▶ [Your instructions] Set down each line of the material that follows exactly, and leave its pictures out.
────
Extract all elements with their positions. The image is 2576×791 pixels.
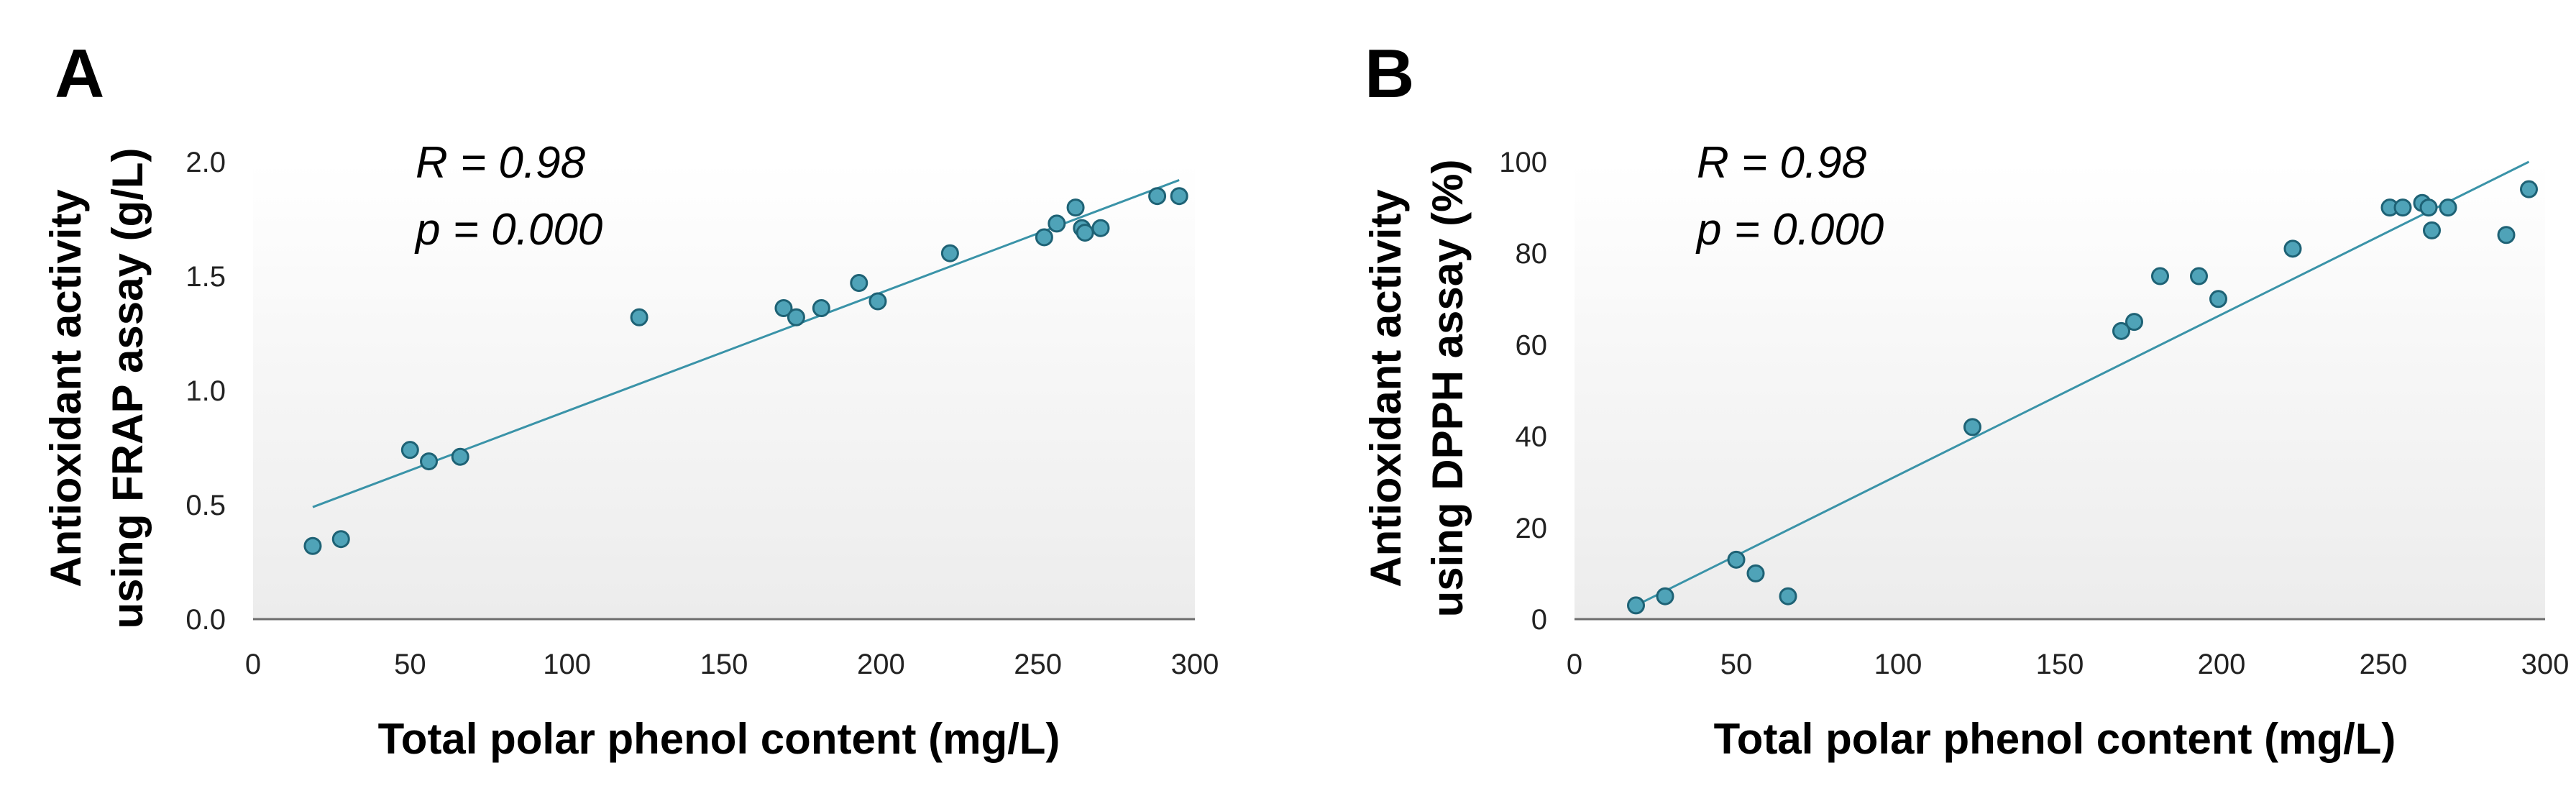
data-point-b [2112,321,2130,340]
x-tick-label-b: 0 [1567,649,1582,680]
data-point-a [1170,187,1188,206]
p-annotation-a: p = 0.000 [414,205,602,255]
data-point-a [451,447,469,466]
data-point-a [1066,198,1085,217]
x-tick-label-b: 250 [2360,649,2408,680]
data-point-b [2283,239,2302,258]
x-tick-label-a: 0 [245,649,261,680]
data-point-b [2190,267,2208,285]
data-point-a [1035,228,1053,247]
y-tick-label-b: 20 [1516,513,1548,544]
x-ticks-a: 0 50 100 150 200 250 300 [245,649,1219,680]
data-point-b [2520,180,2538,198]
data-point-a [420,452,439,471]
data-point-b [1963,418,1981,436]
data-point-a [1148,187,1167,206]
r-annotation-a: R = 0.98 [416,138,586,188]
x-axis-label-a: Total polar phenol content (mg/L) [378,715,1060,763]
points-a [303,187,1188,555]
y-tick-label-b: 0 [1531,604,1547,636]
x-tick-label-a: 50 [394,649,426,680]
data-point-b [2423,221,2441,239]
data-point-a [331,530,350,549]
r-annotation-b: R = 0.98 [1697,138,1867,188]
x-ticks-b: 0 50 100 150 200 250 300 [1567,649,2570,680]
data-point-a [774,299,793,318]
x-tick-label-b: 50 [1720,649,1753,680]
y-axis-label-a-line2: using FRAP assay (g/L) [104,147,152,628]
y-axis-label-b-line2: using DPPH assay (%) [1424,160,1472,618]
y-tick-label-b: 100 [1499,147,1547,178]
data-point-b [2393,198,2412,217]
data-point-b [1727,550,1746,569]
data-point-a [1076,224,1094,242]
data-point-b [2125,313,2143,332]
data-point-a [812,299,830,318]
y-tick-label-a: 1.5 [185,261,226,293]
y-tick-label-b: 80 [1516,238,1548,270]
y-ticks-a: 0.0 0.5 1.0 1.5 2.0 [185,147,226,636]
y-tick-label-b: 60 [1516,329,1548,361]
x-tick-label-b: 300 [2521,649,2570,680]
x-tick-label-b: 100 [1874,649,1922,680]
data-point-a [868,292,887,311]
data-point-b [1627,596,1645,615]
x-tick-label-a: 150 [700,649,748,680]
data-point-a [303,536,322,555]
x-tick-label-a: 250 [1014,649,1062,680]
data-point-a [1048,214,1066,233]
data-point-a [940,244,959,262]
points-b [1627,180,2538,615]
data-point-b [2151,267,2169,285]
data-point-b [2497,226,2516,244]
data-point-b [1779,587,1797,605]
data-point-b [2419,198,2438,217]
y-ticks-b: 0 20 40 60 80 100 [1499,147,1547,636]
data-point-a [400,441,419,459]
y-axis-label-a-line1: Antioxidant activity [42,189,90,587]
panel-a: A R = 0.98 p = 0.000 Antioxidant activit… [42,35,1219,763]
data-point-b [1746,564,1765,582]
y-tick-label-a: 2.0 [185,147,226,178]
y-tick-label-b: 40 [1516,421,1548,453]
data-point-b [1656,587,1674,605]
x-tick-label-b: 150 [2036,649,2084,680]
y-tick-label-a: 1.0 [185,375,226,407]
plot-area-b [1575,162,2545,619]
panel-b: B R = 0.98 p = 0.000 Antioxidant activit… [1362,35,2569,763]
panel-letter-a: A [55,35,104,112]
x-tick-label-a: 200 [857,649,905,680]
x-tick-label-a: 300 [1171,649,1219,680]
data-point-b [2209,290,2227,308]
x-axis-label-b: Total polar phenol content (mg/L) [1714,715,2396,763]
y-tick-label-a: 0.5 [185,490,226,521]
panel-letter-b: B [1365,35,1414,112]
x-tick-label-b: 200 [2198,649,2246,680]
data-point-a [850,274,868,293]
data-point-a [630,308,648,326]
data-point-a [1091,219,1110,237]
data-point-a [787,308,805,326]
p-annotation-b: p = 0.000 [1695,205,1884,255]
y-axis-label-b-line1: Antioxidant activity [1362,189,1410,587]
data-point-b [2439,198,2457,217]
y-tick-label-a: 0.0 [185,604,226,636]
x-tick-label-a: 100 [543,649,591,680]
trendline-b [1635,160,2530,607]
────
▶ [Task answer]
Extract all elements with their positions. The image is 2576×791 pixels.
data-point-b [2112,321,2130,340]
x-tick-label-b: 0 [1567,649,1582,680]
data-point-a [1170,187,1188,206]
p-annotation-a: p = 0.000 [414,205,602,255]
data-point-a [451,447,469,466]
data-point-a [1066,198,1085,217]
x-tick-label-b: 250 [2360,649,2408,680]
data-point-b [2283,239,2302,258]
x-tick-label-a: 0 [245,649,261,680]
data-point-b [2190,267,2208,285]
data-point-a [1035,228,1053,247]
y-tick-label-b: 20 [1516,513,1548,544]
x-ticks-a: 0 50 100 150 200 250 300 [245,649,1219,680]
data-point-b [2520,180,2538,198]
data-point-a [420,452,439,471]
data-point-b [1963,418,1981,436]
data-point-a [1148,187,1167,206]
r-annotation-a: R = 0.98 [416,138,586,188]
x-axis-label-a: Total polar phenol content (mg/L) [378,715,1060,763]
points-a [303,187,1188,555]
y-tick-label-b: 0 [1531,604,1547,636]
x-tick-label-a: 50 [394,649,426,680]
data-point-b [2423,221,2441,239]
data-point-a [331,530,350,549]
r-annotation-b: R = 0.98 [1697,138,1867,188]
x-ticks-b: 0 50 100 150 200 250 300 [1567,649,2570,680]
data-point-a [774,299,793,318]
x-tick-label-b: 50 [1720,649,1753,680]
y-axis-label-a-line2: using FRAP assay (g/L) [104,147,152,628]
y-axis-label-b-line2: using DPPH assay (%) [1424,160,1472,618]
y-tick-label-b: 100 [1499,147,1547,178]
data-point-b [2393,198,2412,217]
data-point-b [1727,550,1746,569]
data-point-a [1076,224,1094,242]
data-point-b [2125,313,2143,332]
data-point-a [812,299,830,318]
y-tick-label-a: 1.5 [185,261,226,293]
y-tick-label-b: 80 [1516,238,1548,270]
y-ticks-a: 0.0 0.5 1.0 1.5 2.0 [185,147,226,636]
y-tick-label-b: 60 [1516,329,1548,361]
x-tick-label-b: 300 [2521,649,2570,680]
x-tick-label-b: 100 [1874,649,1922,680]
data-point-a [868,292,887,311]
data-point-b [1627,596,1645,615]
x-tick-label-a: 150 [700,649,748,680]
data-point-a [303,536,322,555]
x-tick-label-a: 250 [1014,649,1062,680]
data-point-a [1048,214,1066,233]
data-point-a [940,244,959,262]
points-b [1627,180,2538,615]
data-point-b [2151,267,2169,285]
data-point-b [2497,226,2516,244]
data-point-b [1779,587,1797,605]
data-point-b [2419,198,2438,217]
y-ticks-b: 0 20 40 60 80 100 [1499,147,1547,636]
data-point-a [400,441,419,459]
y-axis-label-a-line1: Antioxidant activity [42,189,90,587]
panel-a: A R = 0.98 p = 0.000 Antioxidant activit… [42,35,1219,763]
data-point-b [1746,564,1765,582]
y-tick-label-a: 2.0 [185,147,226,178]
y-tick-label-b: 40 [1516,421,1548,453]
data-point-b [1656,587,1674,605]
x-tick-label-b: 150 [2036,649,2084,680]
y-tick-label-a: 1.0 [185,375,226,407]
plot-area-b [1575,162,2545,619]
panel-b: B R = 0.98 p = 0.000 Antioxidant activit… [1362,35,2569,763]
panel-letter-a: A [55,35,104,112]
x-tick-label-a: 200 [857,649,905,680]
x-tick-label-a: 300 [1171,649,1219,680]
data-point-b [2209,290,2227,308]
x-axis-label-b: Total polar phenol content (mg/L) [1714,715,2396,763]
y-tick-label-a: 0.5 [185,490,226,521]
panel-letter-b: B [1365,35,1414,112]
x-tick-label-b: 200 [2198,649,2246,680]
data-point-a [850,274,868,293]
data-point-a [630,308,648,326]
data-point-a [1091,219,1110,237]
data-point-a [787,308,805,326]
p-annotation-b: p = 0.000 [1695,205,1884,255]
y-axis-label-b-line1: Antioxidant activity [1362,189,1410,587]
data-point-b [2439,198,2457,217]
y-tick-label-a: 0.0 [185,604,226,636]
x-tick-label-a: 100 [543,649,591,680]
trendline-b [1635,160,2530,607]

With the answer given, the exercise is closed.